Do this:
How many lines in the listing below contain the string "years"? Case counts, and the reply should be the number alone.

Records of where elements appear:
---

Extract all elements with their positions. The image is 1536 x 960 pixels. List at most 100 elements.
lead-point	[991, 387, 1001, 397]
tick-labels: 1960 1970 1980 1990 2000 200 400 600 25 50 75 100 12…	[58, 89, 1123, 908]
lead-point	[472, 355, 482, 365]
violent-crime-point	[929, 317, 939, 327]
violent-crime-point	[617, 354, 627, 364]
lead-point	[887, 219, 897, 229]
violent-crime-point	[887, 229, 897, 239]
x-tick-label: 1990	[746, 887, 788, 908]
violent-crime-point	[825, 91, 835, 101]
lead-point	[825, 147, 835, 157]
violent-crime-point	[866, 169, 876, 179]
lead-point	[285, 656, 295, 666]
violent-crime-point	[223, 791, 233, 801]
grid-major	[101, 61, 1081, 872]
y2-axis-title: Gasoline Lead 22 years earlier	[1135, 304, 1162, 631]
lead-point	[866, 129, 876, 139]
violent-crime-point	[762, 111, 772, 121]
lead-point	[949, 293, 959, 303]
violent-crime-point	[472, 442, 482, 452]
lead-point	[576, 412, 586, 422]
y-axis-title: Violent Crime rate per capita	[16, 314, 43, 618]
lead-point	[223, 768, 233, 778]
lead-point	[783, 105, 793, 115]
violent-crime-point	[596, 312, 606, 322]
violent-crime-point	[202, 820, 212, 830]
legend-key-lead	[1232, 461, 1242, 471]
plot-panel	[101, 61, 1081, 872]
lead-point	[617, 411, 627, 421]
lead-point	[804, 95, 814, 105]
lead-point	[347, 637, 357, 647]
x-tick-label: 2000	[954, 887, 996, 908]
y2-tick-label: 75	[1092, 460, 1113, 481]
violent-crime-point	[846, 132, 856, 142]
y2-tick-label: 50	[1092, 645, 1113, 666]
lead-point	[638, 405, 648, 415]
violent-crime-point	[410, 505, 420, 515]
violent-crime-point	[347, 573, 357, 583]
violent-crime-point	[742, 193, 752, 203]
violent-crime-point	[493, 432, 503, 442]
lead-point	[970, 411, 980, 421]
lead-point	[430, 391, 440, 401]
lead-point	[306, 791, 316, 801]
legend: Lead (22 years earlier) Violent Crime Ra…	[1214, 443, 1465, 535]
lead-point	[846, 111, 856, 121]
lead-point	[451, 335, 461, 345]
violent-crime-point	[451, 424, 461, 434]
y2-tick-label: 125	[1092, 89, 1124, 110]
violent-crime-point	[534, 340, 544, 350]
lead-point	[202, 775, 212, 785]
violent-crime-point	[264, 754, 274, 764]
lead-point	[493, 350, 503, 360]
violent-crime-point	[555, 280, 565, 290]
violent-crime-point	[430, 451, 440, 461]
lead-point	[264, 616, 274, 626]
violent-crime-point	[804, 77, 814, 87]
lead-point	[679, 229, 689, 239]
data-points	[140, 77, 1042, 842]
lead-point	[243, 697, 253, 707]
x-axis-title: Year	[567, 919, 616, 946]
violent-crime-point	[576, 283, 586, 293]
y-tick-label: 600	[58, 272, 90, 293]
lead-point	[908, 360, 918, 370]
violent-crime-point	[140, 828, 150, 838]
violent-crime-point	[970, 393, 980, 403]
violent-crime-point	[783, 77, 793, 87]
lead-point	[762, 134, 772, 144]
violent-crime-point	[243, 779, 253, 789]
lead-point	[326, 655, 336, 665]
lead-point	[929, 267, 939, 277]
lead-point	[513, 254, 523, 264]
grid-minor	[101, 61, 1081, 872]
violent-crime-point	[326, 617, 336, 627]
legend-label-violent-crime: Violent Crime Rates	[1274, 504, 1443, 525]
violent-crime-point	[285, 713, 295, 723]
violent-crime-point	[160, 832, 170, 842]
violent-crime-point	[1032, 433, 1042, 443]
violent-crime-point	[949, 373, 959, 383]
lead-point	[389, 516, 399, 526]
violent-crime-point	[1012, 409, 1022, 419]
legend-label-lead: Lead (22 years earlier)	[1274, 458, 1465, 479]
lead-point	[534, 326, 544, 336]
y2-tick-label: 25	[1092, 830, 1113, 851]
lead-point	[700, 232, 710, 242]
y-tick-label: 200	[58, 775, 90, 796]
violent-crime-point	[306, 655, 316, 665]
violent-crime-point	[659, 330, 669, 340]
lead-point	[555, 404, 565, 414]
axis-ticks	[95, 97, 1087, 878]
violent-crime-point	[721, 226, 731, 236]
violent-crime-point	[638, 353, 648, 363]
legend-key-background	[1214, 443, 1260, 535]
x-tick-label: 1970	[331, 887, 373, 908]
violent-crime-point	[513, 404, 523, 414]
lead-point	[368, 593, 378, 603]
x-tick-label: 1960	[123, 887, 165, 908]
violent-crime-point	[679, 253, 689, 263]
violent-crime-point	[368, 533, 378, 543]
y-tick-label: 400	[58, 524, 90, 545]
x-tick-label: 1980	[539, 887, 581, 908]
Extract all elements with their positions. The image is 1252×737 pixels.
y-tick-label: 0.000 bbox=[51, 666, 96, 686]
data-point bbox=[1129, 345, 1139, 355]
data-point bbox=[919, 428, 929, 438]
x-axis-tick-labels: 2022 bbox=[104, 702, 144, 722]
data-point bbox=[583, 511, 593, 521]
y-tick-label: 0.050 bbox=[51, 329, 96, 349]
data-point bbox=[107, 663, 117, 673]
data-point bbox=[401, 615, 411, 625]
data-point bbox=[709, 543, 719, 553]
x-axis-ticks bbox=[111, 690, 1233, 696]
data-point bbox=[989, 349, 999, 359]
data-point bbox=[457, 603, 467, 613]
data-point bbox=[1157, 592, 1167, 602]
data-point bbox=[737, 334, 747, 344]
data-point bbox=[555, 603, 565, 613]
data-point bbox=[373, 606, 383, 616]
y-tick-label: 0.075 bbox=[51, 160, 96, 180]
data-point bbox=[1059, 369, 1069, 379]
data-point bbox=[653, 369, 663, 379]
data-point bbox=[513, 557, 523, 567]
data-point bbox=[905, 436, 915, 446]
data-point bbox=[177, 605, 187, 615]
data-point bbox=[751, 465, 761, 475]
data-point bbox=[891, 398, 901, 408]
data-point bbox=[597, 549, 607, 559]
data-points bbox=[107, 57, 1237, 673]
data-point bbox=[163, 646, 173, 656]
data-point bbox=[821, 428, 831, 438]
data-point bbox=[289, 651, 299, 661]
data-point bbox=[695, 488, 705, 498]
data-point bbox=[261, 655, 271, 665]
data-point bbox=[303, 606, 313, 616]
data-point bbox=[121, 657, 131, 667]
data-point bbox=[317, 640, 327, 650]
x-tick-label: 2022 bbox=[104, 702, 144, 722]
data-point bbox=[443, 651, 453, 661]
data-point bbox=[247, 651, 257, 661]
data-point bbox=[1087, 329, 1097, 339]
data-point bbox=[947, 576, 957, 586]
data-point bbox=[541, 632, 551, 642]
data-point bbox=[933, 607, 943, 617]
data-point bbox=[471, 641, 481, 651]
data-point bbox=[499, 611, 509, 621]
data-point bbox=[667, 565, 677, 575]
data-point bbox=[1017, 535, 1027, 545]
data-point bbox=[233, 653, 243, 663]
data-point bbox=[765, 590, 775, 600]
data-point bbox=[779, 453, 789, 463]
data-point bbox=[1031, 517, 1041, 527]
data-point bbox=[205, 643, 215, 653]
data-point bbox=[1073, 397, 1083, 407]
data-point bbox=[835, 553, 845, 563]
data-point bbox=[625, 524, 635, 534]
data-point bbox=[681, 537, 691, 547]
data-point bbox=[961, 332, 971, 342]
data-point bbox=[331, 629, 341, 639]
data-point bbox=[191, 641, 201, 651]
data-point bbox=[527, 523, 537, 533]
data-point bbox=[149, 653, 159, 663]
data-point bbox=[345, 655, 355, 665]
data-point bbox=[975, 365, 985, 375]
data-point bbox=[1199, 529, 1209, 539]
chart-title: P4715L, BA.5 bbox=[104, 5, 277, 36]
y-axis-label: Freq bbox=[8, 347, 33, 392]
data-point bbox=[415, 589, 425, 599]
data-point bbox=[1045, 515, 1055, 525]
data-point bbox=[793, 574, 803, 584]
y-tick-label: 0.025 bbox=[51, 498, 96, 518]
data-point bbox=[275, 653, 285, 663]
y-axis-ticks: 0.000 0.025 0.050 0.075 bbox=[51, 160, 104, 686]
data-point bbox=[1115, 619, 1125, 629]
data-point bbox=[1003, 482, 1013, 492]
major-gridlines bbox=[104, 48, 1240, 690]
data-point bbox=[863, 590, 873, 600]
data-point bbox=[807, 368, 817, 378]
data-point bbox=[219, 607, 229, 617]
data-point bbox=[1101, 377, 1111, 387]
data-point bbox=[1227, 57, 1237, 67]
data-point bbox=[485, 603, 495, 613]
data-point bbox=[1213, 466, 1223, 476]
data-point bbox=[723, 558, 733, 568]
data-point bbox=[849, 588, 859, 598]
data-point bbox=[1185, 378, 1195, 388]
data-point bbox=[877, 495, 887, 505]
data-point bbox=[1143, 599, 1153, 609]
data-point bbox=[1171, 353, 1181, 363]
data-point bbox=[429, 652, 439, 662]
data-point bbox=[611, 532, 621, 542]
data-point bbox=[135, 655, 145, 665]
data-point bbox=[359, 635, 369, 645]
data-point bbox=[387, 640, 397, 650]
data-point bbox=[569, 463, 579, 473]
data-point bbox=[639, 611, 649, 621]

---

Correct result:
3